* [Short task] Output each entry exactly; skip nothing.
— Start Provided entries —
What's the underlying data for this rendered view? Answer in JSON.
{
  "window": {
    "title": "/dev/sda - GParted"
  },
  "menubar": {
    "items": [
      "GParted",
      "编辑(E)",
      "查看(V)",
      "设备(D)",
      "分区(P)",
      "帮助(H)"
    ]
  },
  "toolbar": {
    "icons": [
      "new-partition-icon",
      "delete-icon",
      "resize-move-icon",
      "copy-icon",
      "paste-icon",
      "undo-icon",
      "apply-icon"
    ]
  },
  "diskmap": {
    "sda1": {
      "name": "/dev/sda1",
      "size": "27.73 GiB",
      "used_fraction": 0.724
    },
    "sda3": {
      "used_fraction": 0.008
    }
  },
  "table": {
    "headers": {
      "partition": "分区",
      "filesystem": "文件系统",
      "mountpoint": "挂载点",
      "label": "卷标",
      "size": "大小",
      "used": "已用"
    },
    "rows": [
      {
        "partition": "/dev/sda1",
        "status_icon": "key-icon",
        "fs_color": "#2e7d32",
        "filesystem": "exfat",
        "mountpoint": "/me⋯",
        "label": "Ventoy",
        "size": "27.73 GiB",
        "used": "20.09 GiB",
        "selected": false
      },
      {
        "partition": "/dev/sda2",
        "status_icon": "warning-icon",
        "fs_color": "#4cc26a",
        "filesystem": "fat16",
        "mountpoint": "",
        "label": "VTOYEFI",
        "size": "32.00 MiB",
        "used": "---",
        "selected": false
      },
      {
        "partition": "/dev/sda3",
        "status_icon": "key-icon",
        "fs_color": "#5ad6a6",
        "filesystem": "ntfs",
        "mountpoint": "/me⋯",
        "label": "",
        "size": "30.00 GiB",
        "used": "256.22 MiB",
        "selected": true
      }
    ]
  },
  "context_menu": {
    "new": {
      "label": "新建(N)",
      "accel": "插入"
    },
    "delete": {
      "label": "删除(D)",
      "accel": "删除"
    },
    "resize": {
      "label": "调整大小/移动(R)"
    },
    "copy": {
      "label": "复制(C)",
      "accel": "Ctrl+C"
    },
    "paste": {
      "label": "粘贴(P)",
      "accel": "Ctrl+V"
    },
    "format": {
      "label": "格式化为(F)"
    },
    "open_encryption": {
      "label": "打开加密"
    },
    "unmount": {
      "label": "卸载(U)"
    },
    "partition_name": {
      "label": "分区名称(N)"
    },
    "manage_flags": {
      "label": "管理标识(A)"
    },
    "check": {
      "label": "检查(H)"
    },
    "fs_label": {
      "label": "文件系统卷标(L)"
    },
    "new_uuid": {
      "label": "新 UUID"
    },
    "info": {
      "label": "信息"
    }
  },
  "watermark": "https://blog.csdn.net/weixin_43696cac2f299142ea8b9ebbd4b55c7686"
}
— End Provided entries —
* [Response for this exercise]
What's the underlying data for this rendered view? Answer in JSON.
{
  "window": {
    "title": "/dev/sda - GParted"
  },
  "menubar": {
    "items": [
      "GParted",
      "编辑(E)",
      "查看(V)",
      "设备(D)",
      "分区(P)",
      "帮助(H)"
    ]
  },
  "toolbar": {
    "icons": [
      "new-partition-icon",
      "delete-icon",
      "resize-move-icon",
      "copy-icon",
      "paste-icon",
      "undo-icon",
      "apply-icon"
    ]
  },
  "diskmap": {
    "sda1": {
      "name": "/dev/sda1",
      "size": "27.73 GiB",
      "used_fraction": 0.724
    },
    "sda3": {
      "used_fraction": 0.008
    }
  },
  "table": {
    "headers": {
      "partition": "分区",
      "filesystem": "文件系统",
      "mountpoint": "挂载点",
      "label": "卷标",
      "size": "大小",
      "used": "已用"
    },
    "rows": [
      {
        "partition": "/dev/sda1",
        "status_icon": "key-icon",
        "fs_color": "#2e7d32",
        "filesystem": "exfat",
        "mountpoint": "/me⋯",
        "label": "Ventoy",
        "size": "27.73 GiB",
        "used": "20.09 GiB",
        "selected": false
      },
      {
        "partition": "/dev/sda2",
        "status_icon": "warning-icon",
        "fs_color": "#4cc26a",
        "filesystem": "fat16",
        "mountpoint": "",
        "label": "VTOYEFI",
        "size": "32.00 MiB",
        "used": "---",
        "selected": false
      },
      {
        "partition": "/dev/sda3",
        "status_icon": "key-icon",
        "fs_color": "#5ad6a6",
        "filesystem": "ntfs",
        "mountpoint": "/me⋯",
        "label": "",
        "size": "30.00 GiB",
        "used": "256.22 MiB",
        "selected": true
      }
    ]
  },
  "context_menu": {
    "new": {
      "label": "新建(N)",
      "accel": "插入"
    },
    "delete": {
      "label": "删除(D)",
      "accel": "删除"
    },
    "resize": {
      "label": "调整大小/移动(R)"
    },
    "copy": {
      "label": "复制(C)",
      "accel": "Ctrl+C"
    },
    "paste": {
      "label": "粘贴(P)",
      "accel": "Ctrl+V"
    },
    "format": {
      "label": "格式化为(F)"
    },
    "open_encryption": {
      "label": "打开加密"
    },
    "unmount": {
      "label": "卸载(U)"
    },
    "partition_name": {
      "label": "分区名称(N)"
    },
    "manage_flags": {
      "label": "管理标识(A)"
    },
    "check": {
      "label": "检查(H)"
    },
    "fs_label": {
      "label": "文件系统卷标(L)"
    },
    "new_uuid": {
      "label": "新 UUID"
    },
    "info": {
      "label": "信息"
    }
  },
  "watermark": "https://blog.csdn.net/weixin_43696cac2f299142ea8b9ebbd4b55c7686"
}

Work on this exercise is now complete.